[Saved entries]
++++++++++

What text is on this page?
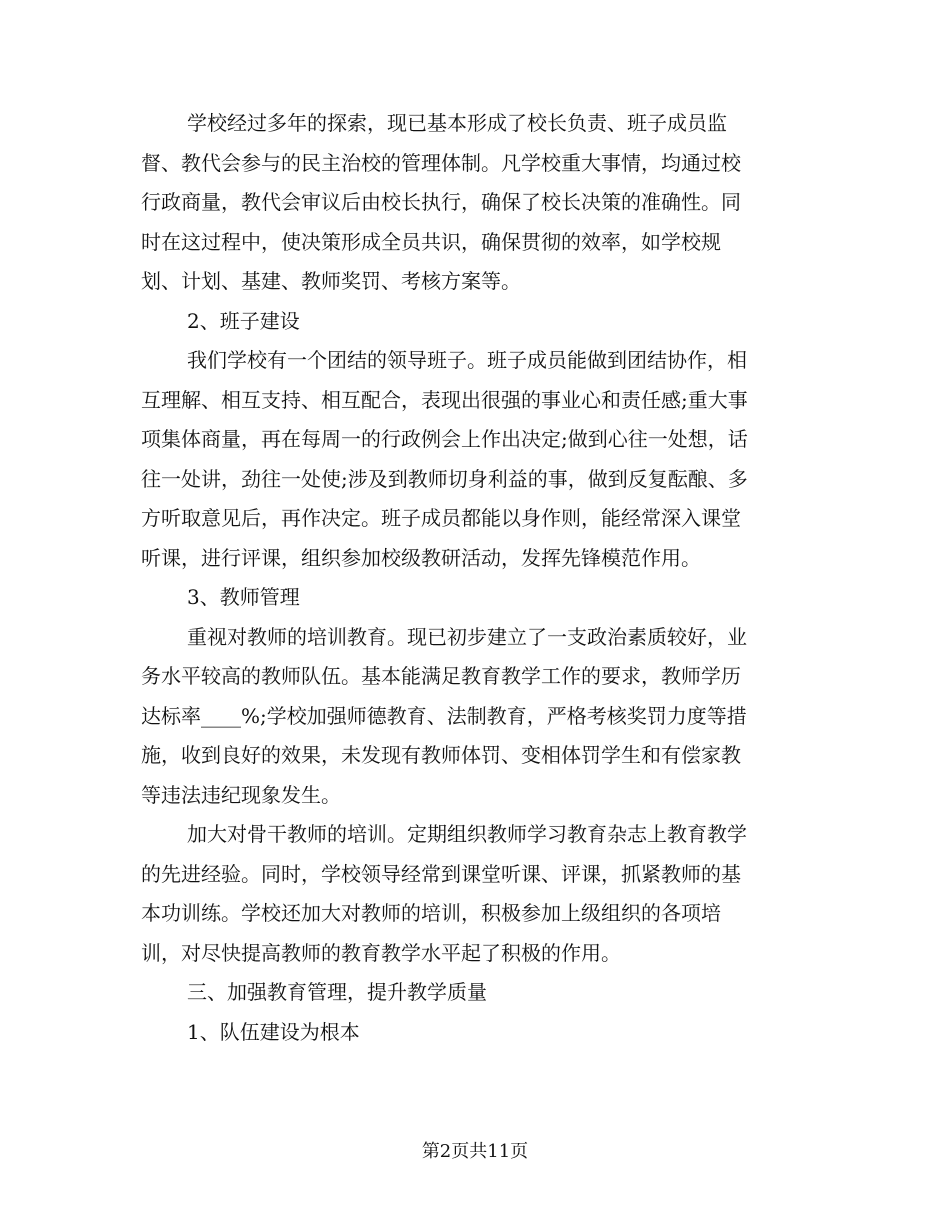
学校经过多年的探索，现已基本形成了校长负责、班子成员监
督、教代会参与的民主治校的管理体制。凡学校重大事情，均通过校
行政商量，教代会审议后由校长执行，确保了校长决策的准确性。同
时在这过程中，使决策形成全员共识，确保贯彻的效率，如学校规
划、计划、基建、教师奖罚、考核方案等。
2、班子建设
我们学校有一个团结的领导班子。班子成员能做到团结协作，相
互理解、相互支持、相互配合，表现出很强的事业心和责任感;重大事
项集体商量，再在每周一的行政例会上作出决定;做到心往一处想，话
往一处讲，劲往一处使;涉及到教师切身利益的事，做到反复酝酿、多
方听取意见后，再作决定。班子成员都能以身作则，能经常深入课堂
听课，进行评课，组织参加校级教研活动，发挥先锋模范作用。
3、教师管理
重视对教师的培训教育。现已初步建立了一支政治素质较好，业
务水平较高的教师队伍。基本能满足教育教学工作的要求，教师学历
达标率____%;学校加强师德教育、法制教育，严格考核奖罚力度等措
施，收到良好的效果，未发现有教师体罚、变相体罚学生和有偿家教
等违法违纪现象发生。
加大对骨干教师的培训。定期组织教师学习教育杂志上教育教学
的先进经验。同时，学校领导经常到课堂听课、评课，抓紧教师的基
本功训练。学校还加大对教师的培训，积极参加上级组织的各项培
训，对尽快提高教师的教育教学水平起了积极的作用。
三、加强教育管理，提升教学质量
1、队伍建设为根本
第2页共11页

++++++++++

Instructions for the task:
Copy all the entries word for word. Omit any pictures.

Correct answer:
What text is on this page?
学校经过多年的探索，现已基本形成了校长负责、班子成员监
督、教代会参与的民主治校的管理体制。凡学校重大事情，均通过校
行政商量，教代会审议后由校长执行，确保了校长决策的准确性。同
时在这过程中，使决策形成全员共识，确保贯彻的效率，如学校规
划、计划、基建、教师奖罚、考核方案等。
2、班子建设
我们学校有一个团结的领导班子。班子成员能做到团结协作，相
互理解、相互支持、相互配合，表现出很强的事业心和责任感;重大事
项集体商量，再在每周一的行政例会上作出决定;做到心往一处想，话
往一处讲，劲往一处使;涉及到教师切身利益的事，做到反复酝酿、多
方听取意见后，再作决定。班子成员都能以身作则，能经常深入课堂
听课，进行评课，组织参加校级教研活动，发挥先锋模范作用。
3、教师管理
重视对教师的培训教育。现已初步建立了一支政治素质较好，业
务水平较高的教师队伍。基本能满足教育教学工作的要求，教师学历
达标率____%;学校加强师德教育、法制教育，严格考核奖罚力度等措
施，收到良好的效果，未发现有教师体罚、变相体罚学生和有偿家教
等违法违纪现象发生。
加大对骨干教师的培训。定期组织教师学习教育杂志上教育教学
的先进经验。同时，学校领导经常到课堂听课、评课，抓紧教师的基
本功训练。学校还加大对教师的培训，积极参加上级组织的各项培
训，对尽快提高教师的教育教学水平起了积极的作用。
三、加强教育管理，提升教学质量
1、队伍建设为根本
第2页共11页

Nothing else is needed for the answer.